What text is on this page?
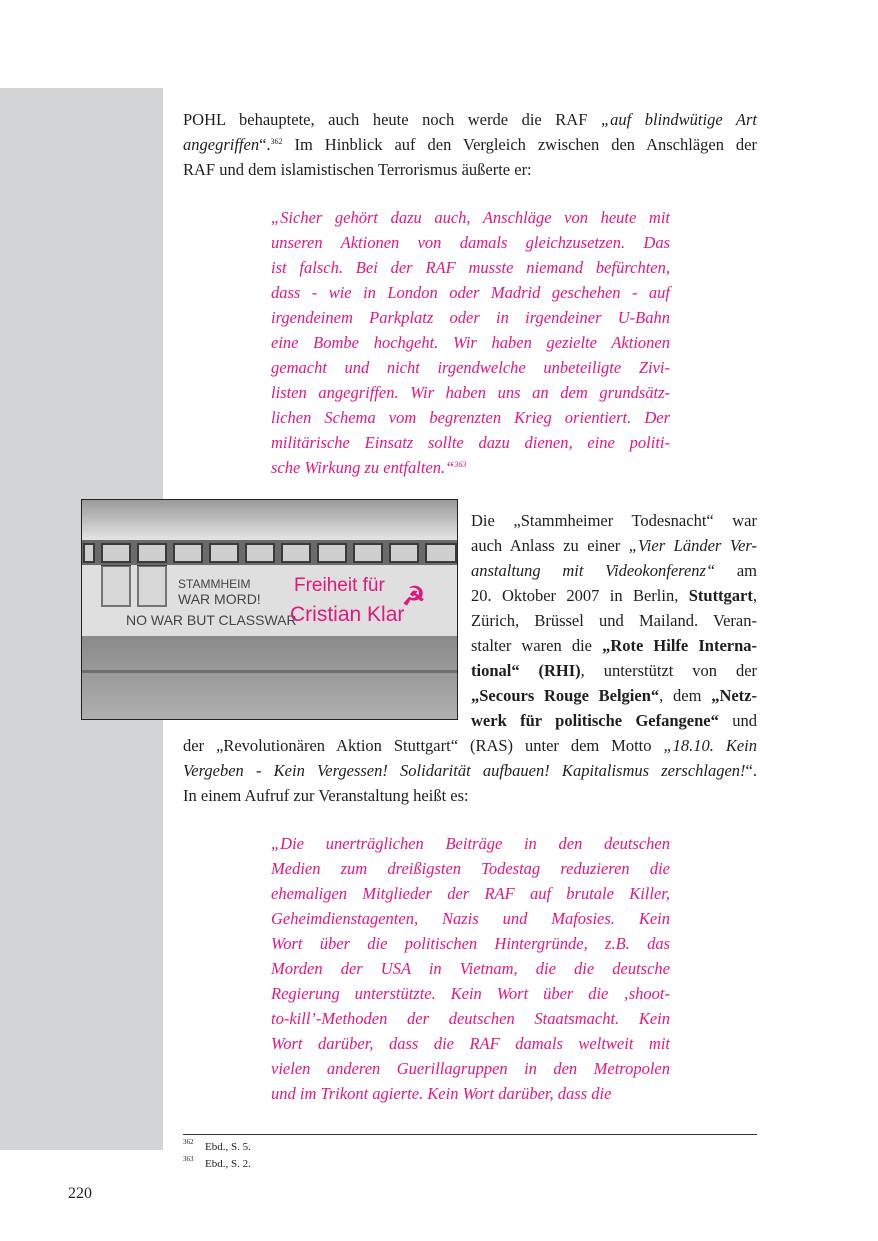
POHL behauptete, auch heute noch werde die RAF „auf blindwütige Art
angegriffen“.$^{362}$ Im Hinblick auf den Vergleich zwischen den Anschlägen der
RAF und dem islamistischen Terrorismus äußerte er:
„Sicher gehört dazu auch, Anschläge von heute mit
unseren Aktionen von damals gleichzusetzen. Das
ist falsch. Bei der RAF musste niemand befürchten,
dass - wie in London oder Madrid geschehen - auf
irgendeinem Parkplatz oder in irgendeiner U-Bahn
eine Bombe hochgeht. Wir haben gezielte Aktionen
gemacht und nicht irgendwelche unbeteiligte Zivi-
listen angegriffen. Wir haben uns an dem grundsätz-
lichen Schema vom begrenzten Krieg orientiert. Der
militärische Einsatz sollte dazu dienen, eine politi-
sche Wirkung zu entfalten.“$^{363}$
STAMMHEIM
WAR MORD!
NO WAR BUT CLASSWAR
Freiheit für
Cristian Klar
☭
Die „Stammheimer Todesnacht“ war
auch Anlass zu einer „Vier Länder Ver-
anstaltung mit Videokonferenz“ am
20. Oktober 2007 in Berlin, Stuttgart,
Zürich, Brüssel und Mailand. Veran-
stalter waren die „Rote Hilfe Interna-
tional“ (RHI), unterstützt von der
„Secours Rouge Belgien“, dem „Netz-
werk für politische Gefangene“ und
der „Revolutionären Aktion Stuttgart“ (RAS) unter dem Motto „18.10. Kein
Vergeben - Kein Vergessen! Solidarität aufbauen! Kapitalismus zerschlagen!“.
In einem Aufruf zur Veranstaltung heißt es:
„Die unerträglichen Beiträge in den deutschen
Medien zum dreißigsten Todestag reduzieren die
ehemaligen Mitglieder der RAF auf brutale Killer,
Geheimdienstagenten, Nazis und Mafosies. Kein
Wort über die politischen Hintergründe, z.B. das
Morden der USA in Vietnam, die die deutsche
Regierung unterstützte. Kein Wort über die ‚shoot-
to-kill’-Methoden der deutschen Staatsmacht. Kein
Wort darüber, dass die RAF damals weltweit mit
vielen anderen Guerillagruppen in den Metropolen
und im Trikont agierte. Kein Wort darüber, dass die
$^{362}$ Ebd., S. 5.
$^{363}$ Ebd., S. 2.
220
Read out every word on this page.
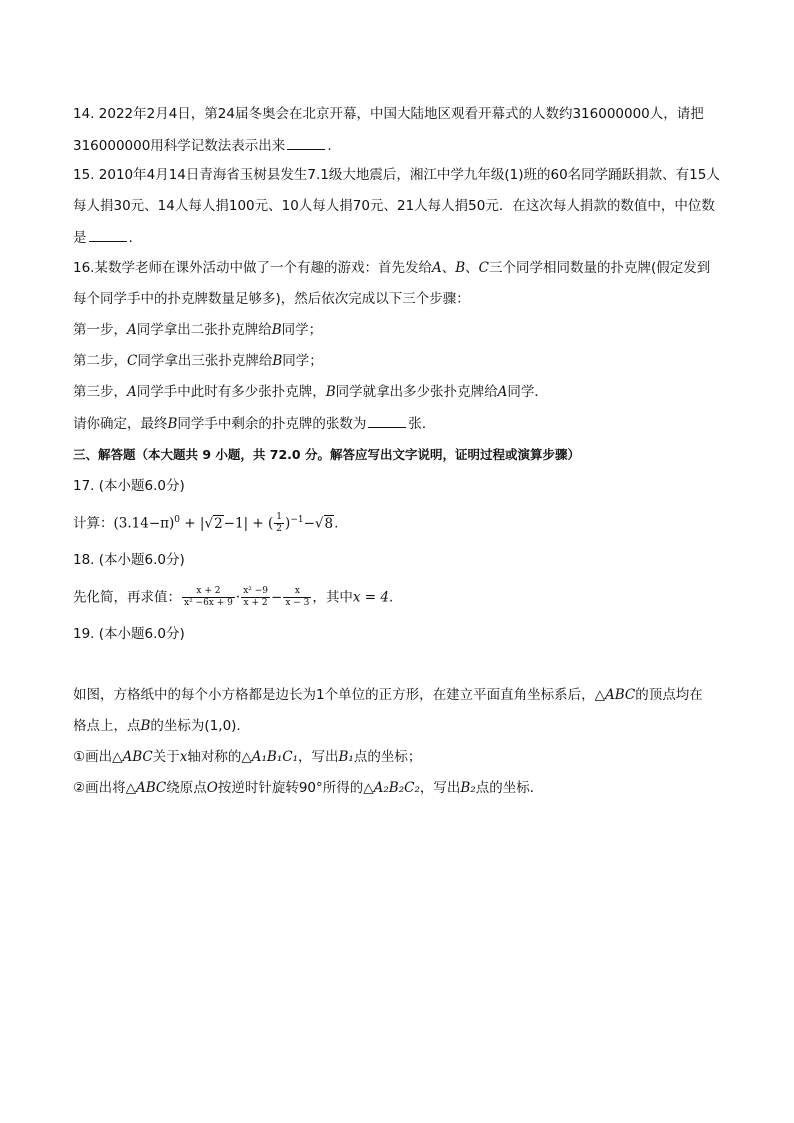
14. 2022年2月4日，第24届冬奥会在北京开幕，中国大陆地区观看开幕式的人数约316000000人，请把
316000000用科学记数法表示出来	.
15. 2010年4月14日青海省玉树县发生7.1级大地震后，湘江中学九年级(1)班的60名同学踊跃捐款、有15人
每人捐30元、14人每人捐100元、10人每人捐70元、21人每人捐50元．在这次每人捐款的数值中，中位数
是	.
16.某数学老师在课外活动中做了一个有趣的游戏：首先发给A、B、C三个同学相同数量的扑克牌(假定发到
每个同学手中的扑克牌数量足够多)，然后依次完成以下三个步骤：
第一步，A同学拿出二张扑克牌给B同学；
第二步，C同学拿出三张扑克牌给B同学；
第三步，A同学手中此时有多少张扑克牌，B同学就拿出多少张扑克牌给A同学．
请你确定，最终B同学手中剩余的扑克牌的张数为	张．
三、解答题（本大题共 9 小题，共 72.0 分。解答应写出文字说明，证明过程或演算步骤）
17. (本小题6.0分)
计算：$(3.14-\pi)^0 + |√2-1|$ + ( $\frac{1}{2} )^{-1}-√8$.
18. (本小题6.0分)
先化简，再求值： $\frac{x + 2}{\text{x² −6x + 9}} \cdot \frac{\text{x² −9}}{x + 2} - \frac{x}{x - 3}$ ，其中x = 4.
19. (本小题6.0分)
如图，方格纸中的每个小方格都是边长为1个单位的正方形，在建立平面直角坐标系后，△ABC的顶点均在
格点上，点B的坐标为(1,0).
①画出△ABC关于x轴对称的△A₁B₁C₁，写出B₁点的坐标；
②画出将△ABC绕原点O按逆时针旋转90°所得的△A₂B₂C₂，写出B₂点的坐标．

------------------------------------------------------------------------

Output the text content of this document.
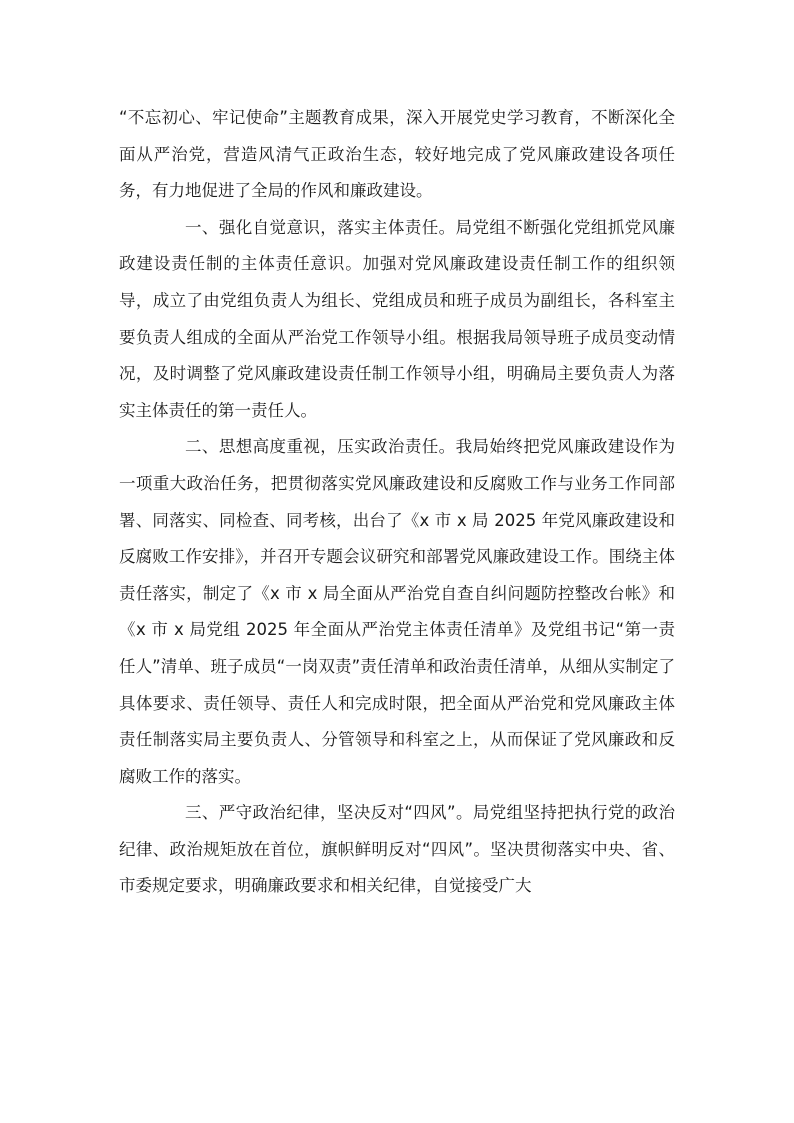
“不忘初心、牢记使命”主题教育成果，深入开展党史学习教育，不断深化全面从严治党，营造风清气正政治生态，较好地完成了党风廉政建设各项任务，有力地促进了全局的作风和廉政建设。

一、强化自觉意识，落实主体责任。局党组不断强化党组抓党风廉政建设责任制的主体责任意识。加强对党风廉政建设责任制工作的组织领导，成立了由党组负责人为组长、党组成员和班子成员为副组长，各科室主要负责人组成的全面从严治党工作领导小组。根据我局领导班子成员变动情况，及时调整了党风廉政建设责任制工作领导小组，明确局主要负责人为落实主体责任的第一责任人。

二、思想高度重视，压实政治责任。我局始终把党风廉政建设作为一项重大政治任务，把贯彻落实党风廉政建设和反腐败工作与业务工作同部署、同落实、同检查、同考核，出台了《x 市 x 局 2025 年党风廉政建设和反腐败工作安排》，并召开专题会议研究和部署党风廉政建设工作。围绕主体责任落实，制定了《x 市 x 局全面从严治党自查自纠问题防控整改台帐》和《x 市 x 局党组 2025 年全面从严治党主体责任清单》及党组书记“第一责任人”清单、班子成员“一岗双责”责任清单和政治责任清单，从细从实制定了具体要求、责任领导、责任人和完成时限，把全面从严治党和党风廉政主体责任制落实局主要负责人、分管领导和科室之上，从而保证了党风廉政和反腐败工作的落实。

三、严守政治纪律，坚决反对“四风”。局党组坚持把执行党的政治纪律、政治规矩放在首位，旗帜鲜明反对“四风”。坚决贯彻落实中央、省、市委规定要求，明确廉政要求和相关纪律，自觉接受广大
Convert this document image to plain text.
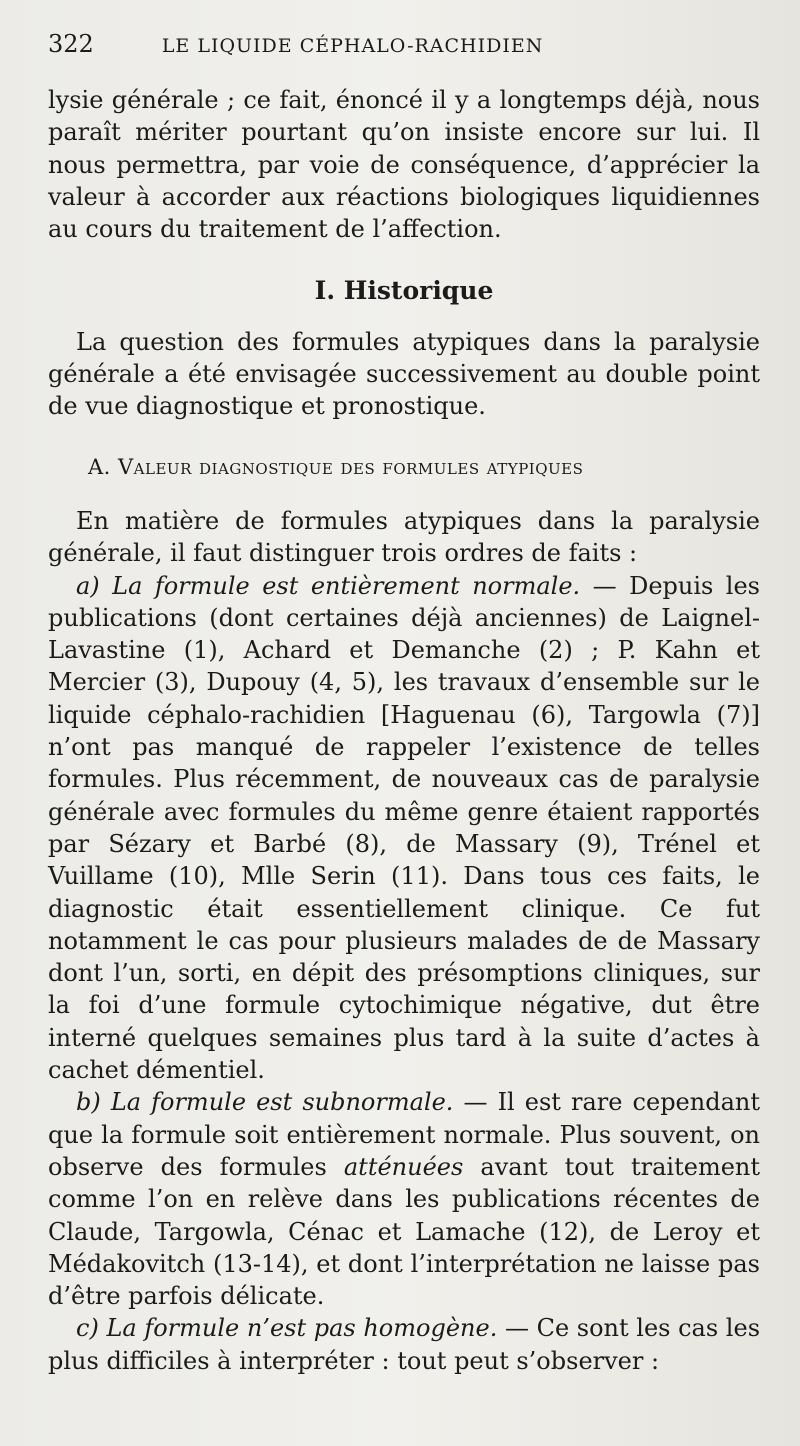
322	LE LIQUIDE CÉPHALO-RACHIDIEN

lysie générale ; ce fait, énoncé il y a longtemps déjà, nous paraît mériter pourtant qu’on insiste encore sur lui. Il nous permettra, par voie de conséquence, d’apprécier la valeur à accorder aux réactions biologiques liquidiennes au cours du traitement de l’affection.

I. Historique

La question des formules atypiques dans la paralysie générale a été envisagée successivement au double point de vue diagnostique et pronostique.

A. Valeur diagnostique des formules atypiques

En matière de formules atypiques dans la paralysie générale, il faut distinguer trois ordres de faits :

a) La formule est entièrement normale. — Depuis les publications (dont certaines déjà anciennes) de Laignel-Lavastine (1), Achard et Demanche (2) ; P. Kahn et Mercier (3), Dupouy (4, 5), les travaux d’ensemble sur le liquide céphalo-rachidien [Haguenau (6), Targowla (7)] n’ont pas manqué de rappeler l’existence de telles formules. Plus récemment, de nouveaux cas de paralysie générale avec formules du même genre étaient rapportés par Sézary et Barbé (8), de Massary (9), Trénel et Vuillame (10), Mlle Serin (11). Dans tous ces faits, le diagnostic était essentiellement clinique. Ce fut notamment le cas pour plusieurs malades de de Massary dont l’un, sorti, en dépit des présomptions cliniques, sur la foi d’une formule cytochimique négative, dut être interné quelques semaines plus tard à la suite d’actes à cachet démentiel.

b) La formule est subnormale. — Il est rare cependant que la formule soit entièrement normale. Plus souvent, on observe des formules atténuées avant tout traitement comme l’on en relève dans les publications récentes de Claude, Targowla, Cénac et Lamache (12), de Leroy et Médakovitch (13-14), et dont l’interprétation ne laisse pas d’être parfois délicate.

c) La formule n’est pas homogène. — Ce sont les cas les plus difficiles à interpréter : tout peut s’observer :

------------------------------------------------------------------------

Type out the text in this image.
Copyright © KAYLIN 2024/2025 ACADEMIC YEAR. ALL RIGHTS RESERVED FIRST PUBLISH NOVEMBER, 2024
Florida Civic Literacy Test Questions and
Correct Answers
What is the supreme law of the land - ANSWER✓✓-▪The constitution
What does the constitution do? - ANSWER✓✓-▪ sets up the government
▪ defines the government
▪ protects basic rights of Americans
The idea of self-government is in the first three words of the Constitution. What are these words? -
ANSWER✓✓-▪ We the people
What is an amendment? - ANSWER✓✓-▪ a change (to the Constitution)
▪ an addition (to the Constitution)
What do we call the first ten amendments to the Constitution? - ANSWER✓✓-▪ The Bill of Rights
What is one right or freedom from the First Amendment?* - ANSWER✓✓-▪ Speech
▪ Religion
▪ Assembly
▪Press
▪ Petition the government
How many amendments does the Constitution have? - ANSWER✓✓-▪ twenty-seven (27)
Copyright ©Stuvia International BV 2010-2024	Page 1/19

------------------------------------------------------------------------

● Job
Show the lines of the records that include the string "Kein".

● Solution for this exercise
der „Revolutionären Aktion Stuttgart“ (RAS) unter dem Motto „18.10. Kein
Vergeben - Kein Vergessen! Solidarität aufbauen! Kapitalismus zerschlagen!“.
Geheimdienstagenten, Nazis und Mafosies. Kein
Regierung unterstützte. Kein Wort über die ‚shoot-
to-kill’-Methoden der deutschen Staatsmacht. Kein
und im Trikont agierte. Kein Wort darüber, dass die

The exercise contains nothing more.